(Data items)
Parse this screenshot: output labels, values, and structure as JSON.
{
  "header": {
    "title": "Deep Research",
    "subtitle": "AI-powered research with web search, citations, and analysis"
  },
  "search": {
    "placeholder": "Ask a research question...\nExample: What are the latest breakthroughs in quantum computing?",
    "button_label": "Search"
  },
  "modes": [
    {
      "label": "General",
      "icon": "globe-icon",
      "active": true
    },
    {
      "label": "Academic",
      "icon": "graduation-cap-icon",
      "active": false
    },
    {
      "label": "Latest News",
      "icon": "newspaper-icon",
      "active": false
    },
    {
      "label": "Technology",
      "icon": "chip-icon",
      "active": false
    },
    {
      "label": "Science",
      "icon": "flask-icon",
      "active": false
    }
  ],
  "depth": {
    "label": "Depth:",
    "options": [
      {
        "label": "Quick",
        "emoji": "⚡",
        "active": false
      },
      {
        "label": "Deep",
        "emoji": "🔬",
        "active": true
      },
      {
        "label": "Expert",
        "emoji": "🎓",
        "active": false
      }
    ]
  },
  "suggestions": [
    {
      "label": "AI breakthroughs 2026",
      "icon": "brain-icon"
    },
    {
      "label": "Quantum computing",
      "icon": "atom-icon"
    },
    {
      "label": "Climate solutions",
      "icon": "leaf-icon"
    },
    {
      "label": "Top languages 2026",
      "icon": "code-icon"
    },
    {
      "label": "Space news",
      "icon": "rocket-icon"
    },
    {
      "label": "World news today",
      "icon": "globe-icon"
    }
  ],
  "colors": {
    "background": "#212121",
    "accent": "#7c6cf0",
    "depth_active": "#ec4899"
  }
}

▶ _Stated problem_: Which lines include "icon"? Copy each of them out.

▶ _Worked answer_:
      "icon": "globe-icon",
      "icon": "graduation-cap-icon",
      "icon": "newspaper-icon",
      "icon": "chip-icon",
      "icon": "flask-icon",
      "icon": "brain-icon"
      "icon": "atom-icon"
      "icon": "leaf-icon"
      "icon": "code-icon"
      "icon": "rocket-icon"
      "icon": "globe-icon"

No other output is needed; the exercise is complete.